Reading passage:
BEGIN
Share 1 Minute | Have We Lost Human Contact?

So this weekend I participated in the “Share 1 minute” social experiment. The aim of this is to bring thousands of people from around the globe together in their city to celebrate humanity. The event asks the question; have we lost human contact? How many times a day do we actually stop to talk to someone? To express this the event involves meeting each other to share a minutes eye contact with strangers.

I wasn’t really sure of what to expect from the event. I was walking around the city alone on Saturday and remembered that it was happening. I spent an hour or so walking in and out of stores deciding if i should check it out. Honestly, I was shy and felt that it would be too much for me. However, I went through with it and found the meeting place, a small park not far from the city centre. When I arrived, there were already a fair number of people standing around. We were given a brief introduction and then told to get set up.


How the experiment works is this: You find a patch of grass in the park and lay out a blanket, you sit there and wait for a stranger to come and join you. You then both make complete eye contact with each other for a minute. During the first couple of people I ‘stared’ at I felt really uncomfortable. I was scared to blink and I kept laughing nervously and thought the whole thing was embarrassing. However as time went on and person after person came and sat with me I became a whole lot calmer, the whole thing became normal – even therapeutic. After the minute was over some people were happy to leave and move on to the next person but many others stayed and chatted with me for a few more minutes. We would talk about what we were doing in Sweden, where we were from, or how we were finding the experience.
END
Work instructions:
1. Decide whether each statement agrees with the Share 1 Minute post. Answer yes or no for each and quote the words from the post that decide it.
(a) The meeting place was a park in the middle of the city centre.
(b) Each pair of participants holds complete eye contact for one minute.
(c) Every stranger left as soon as the minute was over.
2. Extend the Share 1 Minute post, starting after its last sentence and keeping its first-person voice.
The entries after this point are not needed for any of the work here.

Data to examine:
BEGIN
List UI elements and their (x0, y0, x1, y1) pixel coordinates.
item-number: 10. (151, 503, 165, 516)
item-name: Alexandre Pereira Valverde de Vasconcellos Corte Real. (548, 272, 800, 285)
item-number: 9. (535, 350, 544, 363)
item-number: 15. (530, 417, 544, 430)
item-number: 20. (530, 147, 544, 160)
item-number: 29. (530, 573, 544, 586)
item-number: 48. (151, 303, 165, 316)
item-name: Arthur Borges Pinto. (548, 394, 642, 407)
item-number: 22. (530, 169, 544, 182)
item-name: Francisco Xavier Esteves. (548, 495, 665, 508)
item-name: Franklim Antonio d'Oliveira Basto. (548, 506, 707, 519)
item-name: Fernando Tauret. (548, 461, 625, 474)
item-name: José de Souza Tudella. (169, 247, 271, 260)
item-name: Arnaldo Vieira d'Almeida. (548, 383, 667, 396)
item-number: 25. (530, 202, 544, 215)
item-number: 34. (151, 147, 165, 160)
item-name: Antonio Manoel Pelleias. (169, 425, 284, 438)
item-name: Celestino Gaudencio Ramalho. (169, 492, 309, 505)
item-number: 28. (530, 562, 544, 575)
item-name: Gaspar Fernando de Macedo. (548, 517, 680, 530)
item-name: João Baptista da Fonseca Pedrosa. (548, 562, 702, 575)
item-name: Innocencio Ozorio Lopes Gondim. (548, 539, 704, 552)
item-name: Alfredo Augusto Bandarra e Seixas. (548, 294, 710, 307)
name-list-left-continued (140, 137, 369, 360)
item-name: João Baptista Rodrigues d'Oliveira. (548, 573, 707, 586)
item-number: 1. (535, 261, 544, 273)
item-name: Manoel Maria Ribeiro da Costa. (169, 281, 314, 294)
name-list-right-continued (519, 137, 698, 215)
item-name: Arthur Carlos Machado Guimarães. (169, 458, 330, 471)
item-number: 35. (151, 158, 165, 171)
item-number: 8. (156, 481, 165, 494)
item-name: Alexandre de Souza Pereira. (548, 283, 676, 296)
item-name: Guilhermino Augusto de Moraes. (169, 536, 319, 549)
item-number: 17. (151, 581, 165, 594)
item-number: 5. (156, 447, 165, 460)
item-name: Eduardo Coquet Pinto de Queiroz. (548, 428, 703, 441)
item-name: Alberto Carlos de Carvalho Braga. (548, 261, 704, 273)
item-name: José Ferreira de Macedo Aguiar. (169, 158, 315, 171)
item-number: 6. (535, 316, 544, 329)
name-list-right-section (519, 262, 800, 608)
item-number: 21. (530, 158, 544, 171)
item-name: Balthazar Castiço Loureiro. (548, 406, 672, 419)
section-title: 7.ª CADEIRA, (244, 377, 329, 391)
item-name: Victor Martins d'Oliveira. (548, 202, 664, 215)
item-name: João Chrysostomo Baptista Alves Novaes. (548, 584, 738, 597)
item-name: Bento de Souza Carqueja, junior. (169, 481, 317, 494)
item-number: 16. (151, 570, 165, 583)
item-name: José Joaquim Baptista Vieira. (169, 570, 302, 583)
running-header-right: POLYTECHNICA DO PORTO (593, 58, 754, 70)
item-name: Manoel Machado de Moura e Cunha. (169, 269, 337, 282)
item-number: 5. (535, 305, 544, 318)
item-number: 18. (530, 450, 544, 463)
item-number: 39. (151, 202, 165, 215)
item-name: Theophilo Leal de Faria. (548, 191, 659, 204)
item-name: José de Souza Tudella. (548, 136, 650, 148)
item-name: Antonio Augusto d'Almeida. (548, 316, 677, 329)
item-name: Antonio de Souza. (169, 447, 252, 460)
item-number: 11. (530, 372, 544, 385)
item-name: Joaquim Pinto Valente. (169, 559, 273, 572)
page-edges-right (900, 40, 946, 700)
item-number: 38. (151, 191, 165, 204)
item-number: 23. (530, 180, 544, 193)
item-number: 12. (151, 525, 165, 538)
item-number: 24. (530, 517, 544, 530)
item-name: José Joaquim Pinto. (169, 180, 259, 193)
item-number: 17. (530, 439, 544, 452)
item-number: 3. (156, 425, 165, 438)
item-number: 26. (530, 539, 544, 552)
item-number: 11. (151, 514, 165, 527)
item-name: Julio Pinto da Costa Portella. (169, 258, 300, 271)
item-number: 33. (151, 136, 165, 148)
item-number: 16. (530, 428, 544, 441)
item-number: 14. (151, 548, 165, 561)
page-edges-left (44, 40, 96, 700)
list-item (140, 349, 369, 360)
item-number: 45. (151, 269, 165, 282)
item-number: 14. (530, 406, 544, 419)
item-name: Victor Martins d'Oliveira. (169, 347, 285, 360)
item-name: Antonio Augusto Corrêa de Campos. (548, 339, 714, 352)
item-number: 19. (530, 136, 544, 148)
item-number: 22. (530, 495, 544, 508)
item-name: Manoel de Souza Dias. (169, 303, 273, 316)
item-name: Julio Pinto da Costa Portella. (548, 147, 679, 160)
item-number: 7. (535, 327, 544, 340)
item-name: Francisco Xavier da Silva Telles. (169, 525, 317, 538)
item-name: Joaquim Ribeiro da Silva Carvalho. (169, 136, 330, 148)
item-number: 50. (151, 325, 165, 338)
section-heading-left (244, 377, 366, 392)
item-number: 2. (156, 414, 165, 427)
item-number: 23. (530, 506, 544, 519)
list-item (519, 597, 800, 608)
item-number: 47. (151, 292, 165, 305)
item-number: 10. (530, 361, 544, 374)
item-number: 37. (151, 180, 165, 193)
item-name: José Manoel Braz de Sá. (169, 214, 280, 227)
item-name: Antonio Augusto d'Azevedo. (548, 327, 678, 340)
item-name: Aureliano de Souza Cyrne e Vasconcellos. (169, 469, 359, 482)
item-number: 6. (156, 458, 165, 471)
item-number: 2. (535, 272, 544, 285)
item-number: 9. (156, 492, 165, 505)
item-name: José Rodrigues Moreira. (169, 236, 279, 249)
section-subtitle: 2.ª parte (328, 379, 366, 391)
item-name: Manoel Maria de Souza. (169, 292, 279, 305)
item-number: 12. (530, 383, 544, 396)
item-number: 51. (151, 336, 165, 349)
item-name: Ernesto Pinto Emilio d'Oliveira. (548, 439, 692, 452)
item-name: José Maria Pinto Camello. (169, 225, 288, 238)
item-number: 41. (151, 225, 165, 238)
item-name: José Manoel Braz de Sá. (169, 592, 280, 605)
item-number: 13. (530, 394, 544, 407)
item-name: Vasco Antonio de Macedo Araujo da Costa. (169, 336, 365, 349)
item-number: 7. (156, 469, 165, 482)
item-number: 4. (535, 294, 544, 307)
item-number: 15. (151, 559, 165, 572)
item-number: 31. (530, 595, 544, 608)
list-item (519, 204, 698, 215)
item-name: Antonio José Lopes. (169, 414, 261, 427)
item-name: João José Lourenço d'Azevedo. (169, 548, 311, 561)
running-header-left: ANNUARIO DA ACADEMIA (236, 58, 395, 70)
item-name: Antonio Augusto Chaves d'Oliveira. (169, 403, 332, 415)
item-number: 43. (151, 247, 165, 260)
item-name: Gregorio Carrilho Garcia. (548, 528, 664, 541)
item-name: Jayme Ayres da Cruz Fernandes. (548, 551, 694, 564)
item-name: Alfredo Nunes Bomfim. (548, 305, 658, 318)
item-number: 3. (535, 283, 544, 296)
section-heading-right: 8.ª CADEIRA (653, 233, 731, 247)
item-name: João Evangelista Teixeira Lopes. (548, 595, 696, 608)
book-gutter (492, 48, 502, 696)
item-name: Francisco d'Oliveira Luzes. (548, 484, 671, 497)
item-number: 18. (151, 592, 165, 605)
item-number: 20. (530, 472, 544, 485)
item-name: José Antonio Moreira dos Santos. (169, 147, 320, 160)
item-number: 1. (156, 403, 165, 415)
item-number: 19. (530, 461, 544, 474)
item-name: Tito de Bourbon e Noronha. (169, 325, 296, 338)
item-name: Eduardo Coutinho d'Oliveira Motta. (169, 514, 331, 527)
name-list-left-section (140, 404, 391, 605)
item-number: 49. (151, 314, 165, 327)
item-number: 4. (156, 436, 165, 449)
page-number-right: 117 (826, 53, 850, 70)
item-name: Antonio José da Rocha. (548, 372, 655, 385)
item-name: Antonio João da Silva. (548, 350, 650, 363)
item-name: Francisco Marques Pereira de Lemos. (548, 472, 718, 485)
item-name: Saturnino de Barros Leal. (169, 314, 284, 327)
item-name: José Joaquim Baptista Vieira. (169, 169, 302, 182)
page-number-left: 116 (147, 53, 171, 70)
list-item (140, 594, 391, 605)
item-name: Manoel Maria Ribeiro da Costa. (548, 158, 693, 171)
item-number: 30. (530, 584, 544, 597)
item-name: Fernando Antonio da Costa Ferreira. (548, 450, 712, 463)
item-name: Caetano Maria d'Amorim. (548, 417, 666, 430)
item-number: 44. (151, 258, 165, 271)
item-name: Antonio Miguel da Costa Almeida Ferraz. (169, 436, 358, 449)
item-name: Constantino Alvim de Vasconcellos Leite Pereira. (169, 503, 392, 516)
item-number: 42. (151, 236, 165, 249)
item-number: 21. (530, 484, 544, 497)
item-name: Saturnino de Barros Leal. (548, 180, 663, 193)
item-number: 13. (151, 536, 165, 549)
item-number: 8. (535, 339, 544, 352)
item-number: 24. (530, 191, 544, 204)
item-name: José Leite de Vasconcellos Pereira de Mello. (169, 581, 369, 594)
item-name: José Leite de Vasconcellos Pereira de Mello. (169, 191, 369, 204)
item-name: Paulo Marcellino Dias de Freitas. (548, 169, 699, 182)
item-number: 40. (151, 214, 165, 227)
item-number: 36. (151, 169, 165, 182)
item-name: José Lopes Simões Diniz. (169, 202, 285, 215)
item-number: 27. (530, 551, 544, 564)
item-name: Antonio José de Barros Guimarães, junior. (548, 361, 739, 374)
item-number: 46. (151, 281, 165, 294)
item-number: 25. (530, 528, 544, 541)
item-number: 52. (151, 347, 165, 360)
END
Responses by item number:
1.
(a) No: "a small park not far from the city centre"
(b) Yes: "You then both make complete eye contact with each other for a minute."
(c) No: "many others stayed and chatted with me for a few more minutes"

2.
I ended up meeting a whole range of people (22 to be exact). People from all over the world, I chatted with someone from Iraq, Singapore, France, Argentina, Chile, Germany as well as Sweden. Young people and old, male and female, each with different experiences and circumstances and reasons for sitting in a park on a cold day to stare at strangers. Some eyes looked sad and started to fill with tears, causing me to do the same, as if this person knew my anxieties and fears and I felt for them too. Some people couldn’t stop smiling, which caused me to do the same, like we were sharing some inside joke. All without words.


I met a teacher, a mother, an engineering student, a russian language student, someone who moved across the world to Sweden for love, someone who tried to send me a telepathic message, someone who was scared they couldn’t truly connect with people. I met 22 strangers I will probably never see again, yet I felt like I was a part of something special with them today. I’m glad I took part because it’s easy to forget that we are all human, we’re not aliens. There is nothing stopping us from talking to each other, usually that’s why things go wrong – because we’re scared to communicate with one another. We can learn so much about different cultures or ways of life as well as things about yourself. I love Stockholm, this city has been good to me. I love my friends here, they are good to me. This week i’ve been feeling particularly lonely, and this experiment just meant a lot to me right now, it gave me a boost in a way I didn’t think it could.